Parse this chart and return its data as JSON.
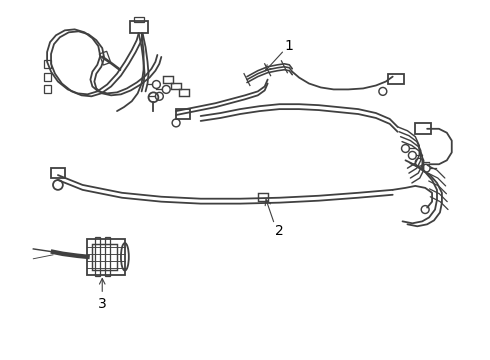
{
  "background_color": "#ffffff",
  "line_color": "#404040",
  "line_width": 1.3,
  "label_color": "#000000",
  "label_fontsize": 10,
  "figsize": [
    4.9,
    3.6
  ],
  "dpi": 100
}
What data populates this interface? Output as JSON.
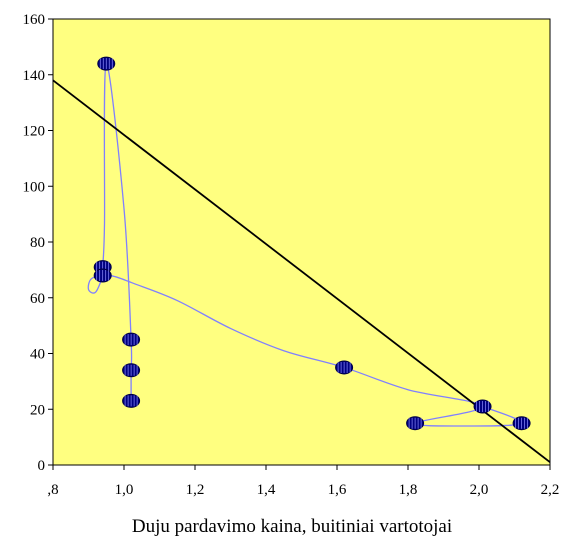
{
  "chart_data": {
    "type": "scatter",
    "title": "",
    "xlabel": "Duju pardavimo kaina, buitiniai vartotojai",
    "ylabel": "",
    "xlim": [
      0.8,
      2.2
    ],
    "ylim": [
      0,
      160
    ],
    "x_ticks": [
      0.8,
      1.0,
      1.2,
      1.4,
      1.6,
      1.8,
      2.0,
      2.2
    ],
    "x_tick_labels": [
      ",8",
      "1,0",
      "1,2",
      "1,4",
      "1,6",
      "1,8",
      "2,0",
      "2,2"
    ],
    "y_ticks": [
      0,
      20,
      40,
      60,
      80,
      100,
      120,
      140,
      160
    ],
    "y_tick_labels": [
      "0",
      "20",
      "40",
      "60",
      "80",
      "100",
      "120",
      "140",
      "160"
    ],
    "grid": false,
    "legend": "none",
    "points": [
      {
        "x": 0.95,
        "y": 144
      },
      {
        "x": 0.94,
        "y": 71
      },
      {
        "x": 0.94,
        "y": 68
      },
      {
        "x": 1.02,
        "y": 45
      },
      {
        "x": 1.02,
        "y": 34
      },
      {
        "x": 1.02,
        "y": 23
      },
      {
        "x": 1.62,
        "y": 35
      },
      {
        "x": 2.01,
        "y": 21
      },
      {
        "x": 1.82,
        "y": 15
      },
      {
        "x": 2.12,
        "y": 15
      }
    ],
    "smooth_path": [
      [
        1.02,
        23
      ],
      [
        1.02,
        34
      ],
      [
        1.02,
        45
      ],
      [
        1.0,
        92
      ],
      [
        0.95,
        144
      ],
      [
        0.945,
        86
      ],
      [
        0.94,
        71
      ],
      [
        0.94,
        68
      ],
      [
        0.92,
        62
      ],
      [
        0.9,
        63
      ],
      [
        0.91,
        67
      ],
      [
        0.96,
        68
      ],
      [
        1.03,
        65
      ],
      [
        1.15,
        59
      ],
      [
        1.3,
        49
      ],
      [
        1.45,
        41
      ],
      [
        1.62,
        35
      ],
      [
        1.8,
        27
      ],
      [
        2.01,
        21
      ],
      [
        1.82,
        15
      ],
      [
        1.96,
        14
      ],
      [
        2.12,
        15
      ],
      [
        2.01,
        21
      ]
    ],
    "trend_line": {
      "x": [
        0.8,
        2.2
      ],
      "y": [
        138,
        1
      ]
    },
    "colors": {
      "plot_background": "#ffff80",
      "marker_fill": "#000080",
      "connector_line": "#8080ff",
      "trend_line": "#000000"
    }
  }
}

────────

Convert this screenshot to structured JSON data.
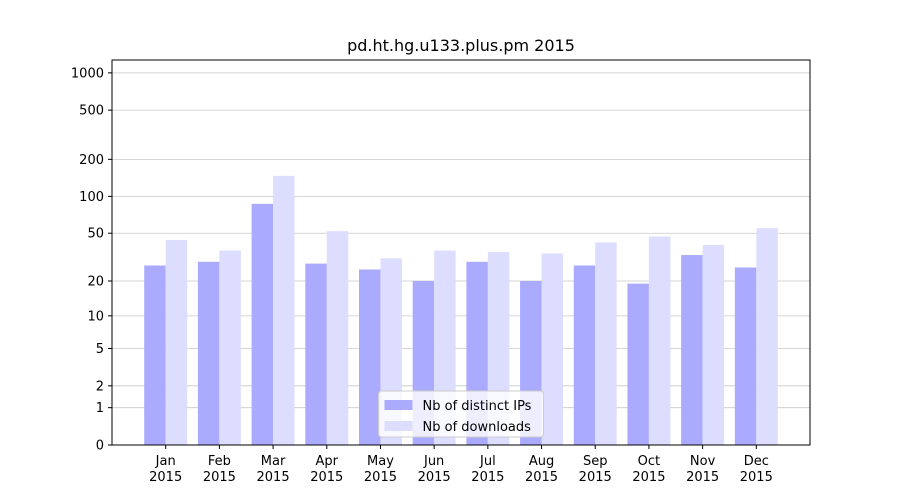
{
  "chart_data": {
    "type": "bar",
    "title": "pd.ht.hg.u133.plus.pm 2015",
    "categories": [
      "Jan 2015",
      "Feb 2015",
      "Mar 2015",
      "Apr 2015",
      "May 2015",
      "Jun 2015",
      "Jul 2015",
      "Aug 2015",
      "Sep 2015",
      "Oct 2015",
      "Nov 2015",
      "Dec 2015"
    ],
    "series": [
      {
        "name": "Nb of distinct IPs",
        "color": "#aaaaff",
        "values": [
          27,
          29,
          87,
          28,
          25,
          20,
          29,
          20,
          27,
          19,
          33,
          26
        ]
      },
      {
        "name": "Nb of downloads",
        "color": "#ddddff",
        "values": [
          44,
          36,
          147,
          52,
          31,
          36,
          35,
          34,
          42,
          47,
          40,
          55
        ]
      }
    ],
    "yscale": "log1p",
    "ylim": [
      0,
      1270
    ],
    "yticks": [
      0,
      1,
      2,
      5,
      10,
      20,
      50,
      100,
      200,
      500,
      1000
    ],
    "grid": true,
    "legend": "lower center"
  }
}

────────

From the entries above, copy every line containing the word "title".

→ **PROBLEM SOLUTION**
    "title": "",
    "title": "pd.ht.hg.u133.plus.pm 2015",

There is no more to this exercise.